Instruction: Swap "promo-banner" for "offer-banner" and write out the entries from the line with "battery-level <box>338 10 349 14</box>" to the line with "What elements are", keeping everything else the same.

━━━━━ Extracted data ━━━━━

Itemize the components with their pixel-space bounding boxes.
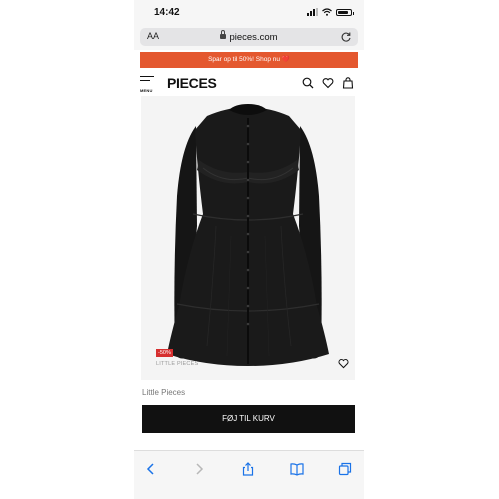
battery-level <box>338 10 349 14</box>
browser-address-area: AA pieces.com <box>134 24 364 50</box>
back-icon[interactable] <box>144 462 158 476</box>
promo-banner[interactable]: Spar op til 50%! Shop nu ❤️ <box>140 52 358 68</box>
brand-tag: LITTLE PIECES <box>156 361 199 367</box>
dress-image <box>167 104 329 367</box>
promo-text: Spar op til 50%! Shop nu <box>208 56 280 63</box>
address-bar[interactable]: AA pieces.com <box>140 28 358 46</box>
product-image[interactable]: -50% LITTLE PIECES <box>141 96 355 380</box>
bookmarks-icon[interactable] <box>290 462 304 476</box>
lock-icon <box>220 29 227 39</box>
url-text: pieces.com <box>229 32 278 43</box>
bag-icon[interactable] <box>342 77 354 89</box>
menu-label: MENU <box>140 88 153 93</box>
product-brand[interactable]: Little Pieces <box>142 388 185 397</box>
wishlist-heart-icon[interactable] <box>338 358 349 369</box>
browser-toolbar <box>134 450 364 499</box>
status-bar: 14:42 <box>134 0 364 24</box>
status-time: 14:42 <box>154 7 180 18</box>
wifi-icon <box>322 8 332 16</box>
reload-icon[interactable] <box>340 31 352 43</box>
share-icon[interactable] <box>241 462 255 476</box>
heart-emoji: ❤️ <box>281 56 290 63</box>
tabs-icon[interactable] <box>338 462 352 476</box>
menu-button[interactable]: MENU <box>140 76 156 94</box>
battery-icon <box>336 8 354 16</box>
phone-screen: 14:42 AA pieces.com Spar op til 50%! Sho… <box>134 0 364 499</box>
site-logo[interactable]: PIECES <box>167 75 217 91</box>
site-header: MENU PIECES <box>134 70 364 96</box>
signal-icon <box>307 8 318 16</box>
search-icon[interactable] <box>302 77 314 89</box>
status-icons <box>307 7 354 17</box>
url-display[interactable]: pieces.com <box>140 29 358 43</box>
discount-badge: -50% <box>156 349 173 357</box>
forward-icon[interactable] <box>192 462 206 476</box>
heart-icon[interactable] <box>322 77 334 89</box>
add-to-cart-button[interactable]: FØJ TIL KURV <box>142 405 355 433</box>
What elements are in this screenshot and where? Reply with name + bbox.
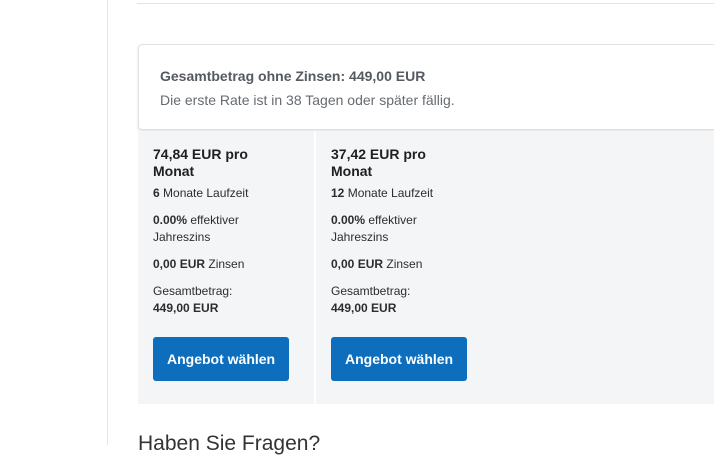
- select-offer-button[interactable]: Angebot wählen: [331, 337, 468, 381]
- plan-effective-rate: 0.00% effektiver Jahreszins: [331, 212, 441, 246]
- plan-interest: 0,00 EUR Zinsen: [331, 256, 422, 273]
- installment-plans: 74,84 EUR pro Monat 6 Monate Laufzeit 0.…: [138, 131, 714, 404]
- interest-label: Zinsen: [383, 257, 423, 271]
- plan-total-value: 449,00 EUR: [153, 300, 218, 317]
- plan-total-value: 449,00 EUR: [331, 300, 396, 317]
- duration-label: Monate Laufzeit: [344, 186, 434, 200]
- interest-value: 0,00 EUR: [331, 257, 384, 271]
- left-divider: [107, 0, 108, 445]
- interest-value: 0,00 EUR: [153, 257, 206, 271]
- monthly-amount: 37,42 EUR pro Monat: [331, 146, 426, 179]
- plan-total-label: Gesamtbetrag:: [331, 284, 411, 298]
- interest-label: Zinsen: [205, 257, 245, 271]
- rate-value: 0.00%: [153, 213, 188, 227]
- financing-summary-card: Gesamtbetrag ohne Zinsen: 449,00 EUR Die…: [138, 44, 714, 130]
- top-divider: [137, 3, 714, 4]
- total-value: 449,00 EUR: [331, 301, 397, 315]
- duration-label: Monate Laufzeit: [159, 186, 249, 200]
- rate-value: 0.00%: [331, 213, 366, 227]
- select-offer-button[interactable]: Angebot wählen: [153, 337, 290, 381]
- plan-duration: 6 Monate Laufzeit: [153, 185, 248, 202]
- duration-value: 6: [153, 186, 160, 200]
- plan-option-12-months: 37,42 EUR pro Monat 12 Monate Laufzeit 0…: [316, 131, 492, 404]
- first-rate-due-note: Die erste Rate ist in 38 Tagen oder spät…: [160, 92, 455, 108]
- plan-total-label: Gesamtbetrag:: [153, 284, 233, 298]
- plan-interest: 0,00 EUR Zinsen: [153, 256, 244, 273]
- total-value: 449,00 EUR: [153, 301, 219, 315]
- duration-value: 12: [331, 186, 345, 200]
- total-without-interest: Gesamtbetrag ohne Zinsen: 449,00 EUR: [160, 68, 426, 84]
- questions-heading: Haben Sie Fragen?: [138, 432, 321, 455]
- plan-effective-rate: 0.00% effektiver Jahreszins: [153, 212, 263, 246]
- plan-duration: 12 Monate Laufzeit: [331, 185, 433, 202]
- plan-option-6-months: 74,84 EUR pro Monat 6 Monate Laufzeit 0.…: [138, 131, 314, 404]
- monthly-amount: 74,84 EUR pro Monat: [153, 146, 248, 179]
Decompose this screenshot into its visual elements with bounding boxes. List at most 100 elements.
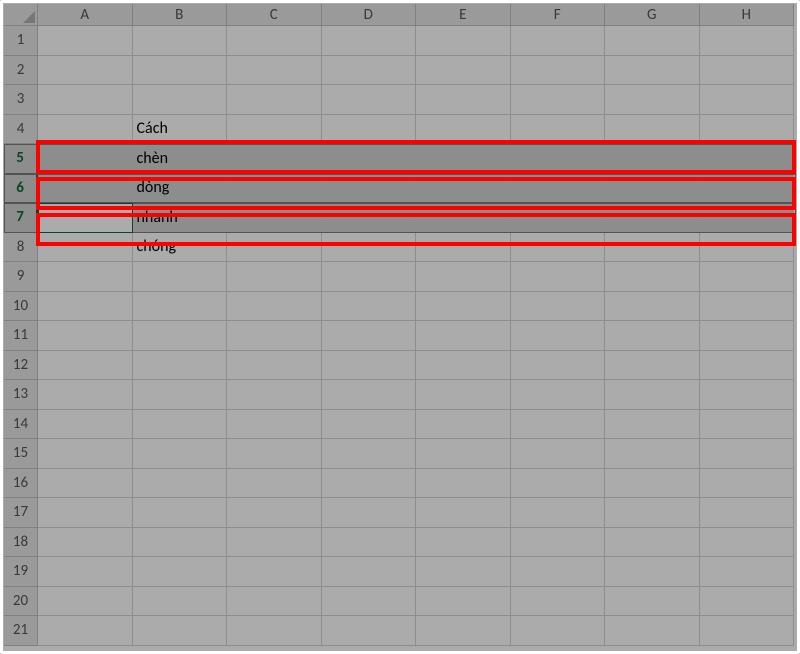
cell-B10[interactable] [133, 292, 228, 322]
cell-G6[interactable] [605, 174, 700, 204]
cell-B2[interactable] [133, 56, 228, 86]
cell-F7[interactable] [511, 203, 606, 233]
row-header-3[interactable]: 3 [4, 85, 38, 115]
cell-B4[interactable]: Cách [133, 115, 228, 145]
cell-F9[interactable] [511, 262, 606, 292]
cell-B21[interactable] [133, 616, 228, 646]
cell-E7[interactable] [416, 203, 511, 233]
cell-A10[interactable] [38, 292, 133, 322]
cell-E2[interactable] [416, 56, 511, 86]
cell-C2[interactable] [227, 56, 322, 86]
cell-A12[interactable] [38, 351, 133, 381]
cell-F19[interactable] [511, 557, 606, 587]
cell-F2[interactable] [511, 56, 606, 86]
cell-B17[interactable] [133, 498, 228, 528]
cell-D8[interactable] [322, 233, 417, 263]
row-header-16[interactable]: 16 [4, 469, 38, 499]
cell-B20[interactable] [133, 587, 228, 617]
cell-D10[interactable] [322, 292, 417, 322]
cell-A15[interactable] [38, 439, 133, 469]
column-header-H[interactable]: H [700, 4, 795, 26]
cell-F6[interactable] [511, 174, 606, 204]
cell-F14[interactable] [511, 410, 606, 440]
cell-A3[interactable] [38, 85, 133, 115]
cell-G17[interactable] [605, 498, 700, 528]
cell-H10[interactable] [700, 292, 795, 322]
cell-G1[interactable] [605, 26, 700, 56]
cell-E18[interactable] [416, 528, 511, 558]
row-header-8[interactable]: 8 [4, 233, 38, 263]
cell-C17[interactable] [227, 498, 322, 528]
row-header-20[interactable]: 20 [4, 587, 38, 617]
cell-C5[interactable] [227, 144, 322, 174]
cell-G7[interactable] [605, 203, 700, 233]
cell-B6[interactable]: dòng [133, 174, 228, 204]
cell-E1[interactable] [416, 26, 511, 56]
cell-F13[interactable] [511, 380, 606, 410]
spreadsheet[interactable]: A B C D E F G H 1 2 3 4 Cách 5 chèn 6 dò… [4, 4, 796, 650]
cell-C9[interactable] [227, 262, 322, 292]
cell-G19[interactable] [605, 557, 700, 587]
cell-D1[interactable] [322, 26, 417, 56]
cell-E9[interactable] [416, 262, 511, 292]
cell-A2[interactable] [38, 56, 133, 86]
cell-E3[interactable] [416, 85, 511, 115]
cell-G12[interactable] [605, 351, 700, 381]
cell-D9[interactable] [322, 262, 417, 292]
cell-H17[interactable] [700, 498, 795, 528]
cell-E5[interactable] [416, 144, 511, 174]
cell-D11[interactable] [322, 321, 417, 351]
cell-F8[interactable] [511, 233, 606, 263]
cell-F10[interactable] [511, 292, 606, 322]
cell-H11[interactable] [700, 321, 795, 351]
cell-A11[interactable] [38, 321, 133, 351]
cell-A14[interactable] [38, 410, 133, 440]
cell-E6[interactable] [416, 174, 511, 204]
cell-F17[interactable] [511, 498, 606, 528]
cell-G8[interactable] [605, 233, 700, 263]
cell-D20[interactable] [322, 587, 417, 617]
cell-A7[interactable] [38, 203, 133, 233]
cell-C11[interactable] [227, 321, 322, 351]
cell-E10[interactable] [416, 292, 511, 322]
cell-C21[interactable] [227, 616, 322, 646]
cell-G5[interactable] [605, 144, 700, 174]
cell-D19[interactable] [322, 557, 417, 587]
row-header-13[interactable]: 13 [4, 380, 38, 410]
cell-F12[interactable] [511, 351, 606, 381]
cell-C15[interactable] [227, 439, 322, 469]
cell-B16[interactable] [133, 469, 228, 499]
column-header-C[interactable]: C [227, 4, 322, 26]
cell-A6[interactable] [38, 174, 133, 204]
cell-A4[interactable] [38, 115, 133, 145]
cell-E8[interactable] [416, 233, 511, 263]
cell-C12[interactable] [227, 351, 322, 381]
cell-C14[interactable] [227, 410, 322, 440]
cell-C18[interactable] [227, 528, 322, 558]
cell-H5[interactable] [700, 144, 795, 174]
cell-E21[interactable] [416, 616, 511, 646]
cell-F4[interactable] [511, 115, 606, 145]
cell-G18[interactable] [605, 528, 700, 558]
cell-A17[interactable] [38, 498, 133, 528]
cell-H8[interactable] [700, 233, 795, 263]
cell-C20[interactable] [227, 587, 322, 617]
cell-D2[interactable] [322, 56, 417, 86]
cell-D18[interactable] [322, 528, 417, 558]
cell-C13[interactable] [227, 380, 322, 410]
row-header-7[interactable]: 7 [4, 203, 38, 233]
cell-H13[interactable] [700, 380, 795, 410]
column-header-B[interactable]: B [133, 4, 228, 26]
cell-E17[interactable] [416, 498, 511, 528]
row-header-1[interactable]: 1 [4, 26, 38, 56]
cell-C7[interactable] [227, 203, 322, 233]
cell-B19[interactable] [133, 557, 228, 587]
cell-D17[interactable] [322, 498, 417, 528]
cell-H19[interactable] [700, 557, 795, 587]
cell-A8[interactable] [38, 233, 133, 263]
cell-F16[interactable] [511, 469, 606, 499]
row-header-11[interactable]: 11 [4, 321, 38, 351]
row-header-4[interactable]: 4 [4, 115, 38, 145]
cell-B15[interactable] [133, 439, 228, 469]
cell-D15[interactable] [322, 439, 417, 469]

━━━━━

Worked answer:
battery-level <box>338 10 349 14</box>
browser-address-area: AA pieces.com <box>134 24 364 50</box>
back-icon[interactable] <box>144 462 158 476</box>
offer-banner[interactable]: Spar op til 50%! Shop nu ❤️ <box>140 52 358 68</box>
brand-tag: LITTLE PIECES <box>156 361 199 367</box>
dress-image <box>167 104 329 367</box>
promo-text: Spar op til 50%! Shop nu <box>208 56 280 63</box>
address-bar[interactable]: AA pieces.com <box>140 28 358 46</box>
product-image[interactable]: -50% LITTLE PIECES <box>141 96 355 380</box>
bookmarks-icon[interactable] <box>290 462 304 476</box>
lock-icon <box>220 29 227 39</box>
url-text: pieces.com <box>229 32 278 43</box>
bag-icon[interactable] <box>342 77 354 89</box>
menu-label: MENU <box>140 88 153 93</box>
product-brand[interactable]: Little Pieces <box>142 388 185 397</box>
wishlist-heart-icon[interactable] <box>338 358 349 369</box>
browser-toolbar <box>134 450 364 499</box>
status-bar: 14:42 <box>134 0 364 24</box>
status-time: 14:42 <box>154 7 180 18</box>
wifi-icon <box>322 8 332 16</box>
reload-icon[interactable] <box>340 31 352 43</box>
share-icon[interactable] <box>241 462 255 476</box>
heart-emoji: ❤️ <box>281 56 290 63</box>
tabs-icon[interactable] <box>338 462 352 476</box>
menu-button[interactable]: MENU <box>140 76 156 94</box>
battery-icon <box>336 8 354 16</box>
phone-screen: 14:42 AA pieces.com Spar op til 50%! Sho… <box>134 0 364 499</box>
site-logo[interactable]: PIECES <box>167 75 217 91</box>
site-header: MENU PIECES <box>134 70 364 96</box>
signal-icon <box>307 8 318 16</box>
search-icon[interactable] <box>302 77 314 89</box>
status-icons <box>307 7 354 17</box>
url-display[interactable]: pieces.com <box>140 29 358 43</box>
discount-badge: -50% <box>156 349 173 357</box>
forward-icon[interactable] <box>192 462 206 476</box>
heart-icon[interactable] <box>322 77 334 89</box>
add-to-cart-button[interactable]: FØJ TIL KURV <box>142 405 355 433</box>
What elements are in this screenshot and where? Reply with name + bbox.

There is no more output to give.